EXCERPT TO READ =>
I purchased mine on December 23rd 2006 at a dealer in Downtown L.A for 300 above invoice, and that was around the time that they were difficult to find---- they had exactly what I was looking for, Black on black, Nav and Tech package.. and I got 23,000 in trade on my R32.
I called around to various dealers in the area, and other dealers said I was getting a great price on the one that I ended up purchasing.


----------



## PanEuropean (Nov 3, 2001)

*Re: Anybody getting deals??? (juicedvr6)*


_Quote, originally posted by *juicedvr6* »_The problem with the dealerships there is that they are charging an additional premium of 2000 over MSRP.

Wow. That is so incredible. If any VW dealer attempted to charge a price higher than MSRP in Canada or in any country in Europe, VW would be around to take the VW signage off their building before the sun went down - that kind of customer contempt is forbidden by VW everywhere outside of the USA, where there are laws that specifically permit it.

RECORDS TO PROCESS =>
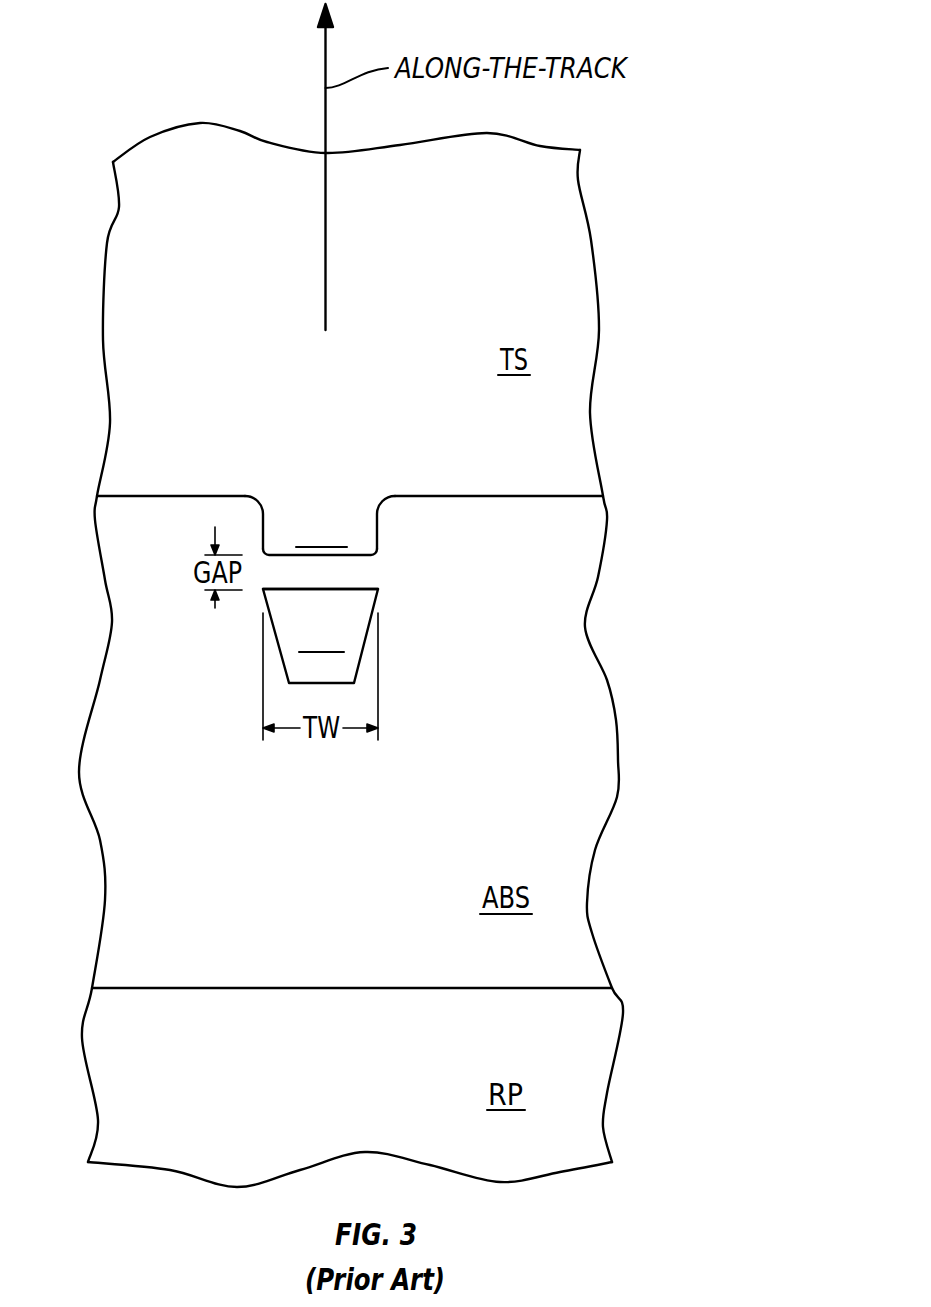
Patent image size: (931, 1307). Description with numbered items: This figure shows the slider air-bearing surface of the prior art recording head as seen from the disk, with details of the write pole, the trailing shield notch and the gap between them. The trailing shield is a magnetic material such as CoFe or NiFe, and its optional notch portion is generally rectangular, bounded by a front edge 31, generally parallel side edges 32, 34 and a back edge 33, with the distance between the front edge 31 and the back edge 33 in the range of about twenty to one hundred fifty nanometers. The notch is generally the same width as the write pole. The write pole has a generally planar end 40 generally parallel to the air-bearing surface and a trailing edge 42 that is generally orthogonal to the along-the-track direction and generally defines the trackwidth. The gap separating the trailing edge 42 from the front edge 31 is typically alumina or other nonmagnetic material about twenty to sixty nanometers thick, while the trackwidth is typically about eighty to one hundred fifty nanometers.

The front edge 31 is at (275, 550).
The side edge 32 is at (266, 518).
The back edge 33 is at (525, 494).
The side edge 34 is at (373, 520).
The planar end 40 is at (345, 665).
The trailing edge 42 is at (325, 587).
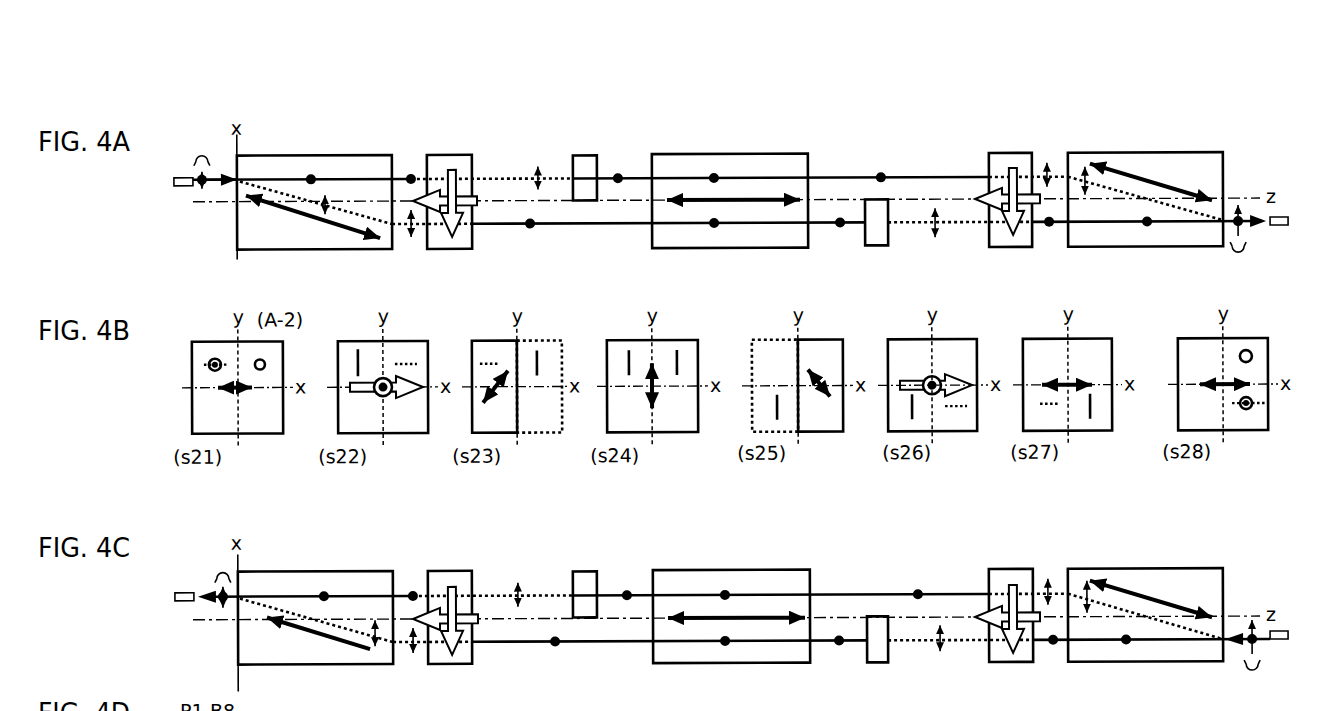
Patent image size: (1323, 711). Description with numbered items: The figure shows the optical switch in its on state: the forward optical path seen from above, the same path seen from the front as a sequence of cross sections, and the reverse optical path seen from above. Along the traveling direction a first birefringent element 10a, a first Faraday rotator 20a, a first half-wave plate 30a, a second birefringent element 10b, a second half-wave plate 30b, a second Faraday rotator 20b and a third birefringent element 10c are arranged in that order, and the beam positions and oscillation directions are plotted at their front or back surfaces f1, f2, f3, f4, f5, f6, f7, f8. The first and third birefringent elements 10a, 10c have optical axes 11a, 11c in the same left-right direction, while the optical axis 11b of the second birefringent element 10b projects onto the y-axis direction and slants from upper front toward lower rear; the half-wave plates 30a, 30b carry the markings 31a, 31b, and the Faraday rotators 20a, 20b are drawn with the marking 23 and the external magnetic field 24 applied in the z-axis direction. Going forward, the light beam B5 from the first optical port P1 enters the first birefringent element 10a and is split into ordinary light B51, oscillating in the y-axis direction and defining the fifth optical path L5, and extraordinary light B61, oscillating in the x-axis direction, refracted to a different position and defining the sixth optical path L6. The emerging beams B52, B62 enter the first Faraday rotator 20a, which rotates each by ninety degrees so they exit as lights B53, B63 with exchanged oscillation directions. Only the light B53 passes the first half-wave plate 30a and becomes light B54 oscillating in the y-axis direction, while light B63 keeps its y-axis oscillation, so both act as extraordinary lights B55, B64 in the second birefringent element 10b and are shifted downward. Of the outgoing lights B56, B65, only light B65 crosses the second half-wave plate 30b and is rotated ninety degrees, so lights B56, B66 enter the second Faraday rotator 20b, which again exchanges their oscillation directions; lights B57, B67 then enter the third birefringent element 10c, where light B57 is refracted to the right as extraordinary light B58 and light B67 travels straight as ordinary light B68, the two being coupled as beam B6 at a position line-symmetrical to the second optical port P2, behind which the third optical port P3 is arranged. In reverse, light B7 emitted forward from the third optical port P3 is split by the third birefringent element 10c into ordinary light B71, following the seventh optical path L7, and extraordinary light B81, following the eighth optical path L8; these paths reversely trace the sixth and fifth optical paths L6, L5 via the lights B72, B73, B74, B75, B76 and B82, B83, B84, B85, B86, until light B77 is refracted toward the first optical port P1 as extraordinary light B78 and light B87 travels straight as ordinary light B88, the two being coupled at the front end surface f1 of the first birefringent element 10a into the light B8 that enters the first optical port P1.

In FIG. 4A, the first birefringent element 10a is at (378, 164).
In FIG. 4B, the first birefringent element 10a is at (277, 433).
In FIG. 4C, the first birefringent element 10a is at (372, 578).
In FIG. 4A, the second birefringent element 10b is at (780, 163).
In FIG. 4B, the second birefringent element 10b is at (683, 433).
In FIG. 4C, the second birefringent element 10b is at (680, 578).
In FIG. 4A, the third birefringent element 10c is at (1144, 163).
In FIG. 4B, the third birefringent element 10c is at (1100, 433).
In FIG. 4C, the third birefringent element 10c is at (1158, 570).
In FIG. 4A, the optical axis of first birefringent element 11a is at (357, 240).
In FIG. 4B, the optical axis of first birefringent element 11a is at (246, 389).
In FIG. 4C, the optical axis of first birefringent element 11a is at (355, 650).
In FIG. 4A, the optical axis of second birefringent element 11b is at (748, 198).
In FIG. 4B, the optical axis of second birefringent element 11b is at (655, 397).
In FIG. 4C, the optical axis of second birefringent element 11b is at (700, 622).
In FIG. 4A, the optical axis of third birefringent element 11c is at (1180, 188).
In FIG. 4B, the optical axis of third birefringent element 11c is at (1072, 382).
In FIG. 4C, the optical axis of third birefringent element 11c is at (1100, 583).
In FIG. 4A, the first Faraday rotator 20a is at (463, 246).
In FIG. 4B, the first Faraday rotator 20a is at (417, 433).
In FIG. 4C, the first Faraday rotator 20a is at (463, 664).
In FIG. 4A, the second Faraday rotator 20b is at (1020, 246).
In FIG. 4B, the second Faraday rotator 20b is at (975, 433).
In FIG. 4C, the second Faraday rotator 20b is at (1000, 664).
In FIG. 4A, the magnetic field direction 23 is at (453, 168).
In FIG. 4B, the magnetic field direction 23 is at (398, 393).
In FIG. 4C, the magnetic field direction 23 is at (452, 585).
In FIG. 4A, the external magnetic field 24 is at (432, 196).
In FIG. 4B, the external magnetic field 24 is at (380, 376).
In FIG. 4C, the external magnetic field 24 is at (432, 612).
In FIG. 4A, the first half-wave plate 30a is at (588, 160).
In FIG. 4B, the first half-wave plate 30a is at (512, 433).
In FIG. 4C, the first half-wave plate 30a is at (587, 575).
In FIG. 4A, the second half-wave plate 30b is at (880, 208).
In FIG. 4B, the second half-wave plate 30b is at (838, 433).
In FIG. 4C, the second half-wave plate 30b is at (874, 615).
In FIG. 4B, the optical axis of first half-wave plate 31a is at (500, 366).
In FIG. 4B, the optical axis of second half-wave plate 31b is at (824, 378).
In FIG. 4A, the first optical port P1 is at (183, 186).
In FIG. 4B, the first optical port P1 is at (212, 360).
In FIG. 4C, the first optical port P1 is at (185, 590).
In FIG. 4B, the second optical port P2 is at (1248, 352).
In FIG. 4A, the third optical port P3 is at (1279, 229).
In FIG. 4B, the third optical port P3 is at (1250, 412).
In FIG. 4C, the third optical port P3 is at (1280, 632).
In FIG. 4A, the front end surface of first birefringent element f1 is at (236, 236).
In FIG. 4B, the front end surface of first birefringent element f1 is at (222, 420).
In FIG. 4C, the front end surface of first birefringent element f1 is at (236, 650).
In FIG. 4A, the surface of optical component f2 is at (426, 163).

REQUIRED TASKS =>
a. From the forum thread on dealer prices, quote the part that opens with the words containing "I called around" and closes with "(Nov 3, 2001)".
b. Rewrite the rows from their start through the line containing "The side edge 34 is at (373, 520).", putting "conventional" in place of "prior art" and leaving everything else unchanged. Omit the pictures.

ANSWERS PROVIDED =>
a.
I called around to various dealers in the area, and other dealers said I was getting a great price on the one that I ended up purchasing.


----------



## PanEuropean (Nov 3, 2001)

b.
Patent image size: (931, 1307). Description with numbered items: This figure shows the slider air-bearing surface of the conventional recording head as seen from the disk, with details of the write pole, the trailing shield notch and the gap between them. The trailing shield is a magnetic material such as CoFe or NiFe, and its optional notch portion is generally rectangular, bounded by a front edge 31, generally parallel side edges 32, 34 and a back edge 33, with the distance between the front edge 31 and the back edge 33 in the range of about twenty to one hundred fifty nanometers. The notch is generally the same width as the write pole. The write pole has a generally planar end 40 generally parallel to the air-bearing surface and a trailing edge 42 that is generally orthogonal to the along-the-track direction and generally defines the trackwidth. The gap separating the trailing edge 42 from the front edge 31 is typically alumina or other nonmagnetic material about twenty to sixty nanometers thick, while the trackwidth is typically about eighty to one hundred fifty nanometers.

The front edge 31 is at (275, 550).
The side edge 32 is at (266, 518).
The back edge 33 is at (525, 494).
The side edge 34 is at (373, 520).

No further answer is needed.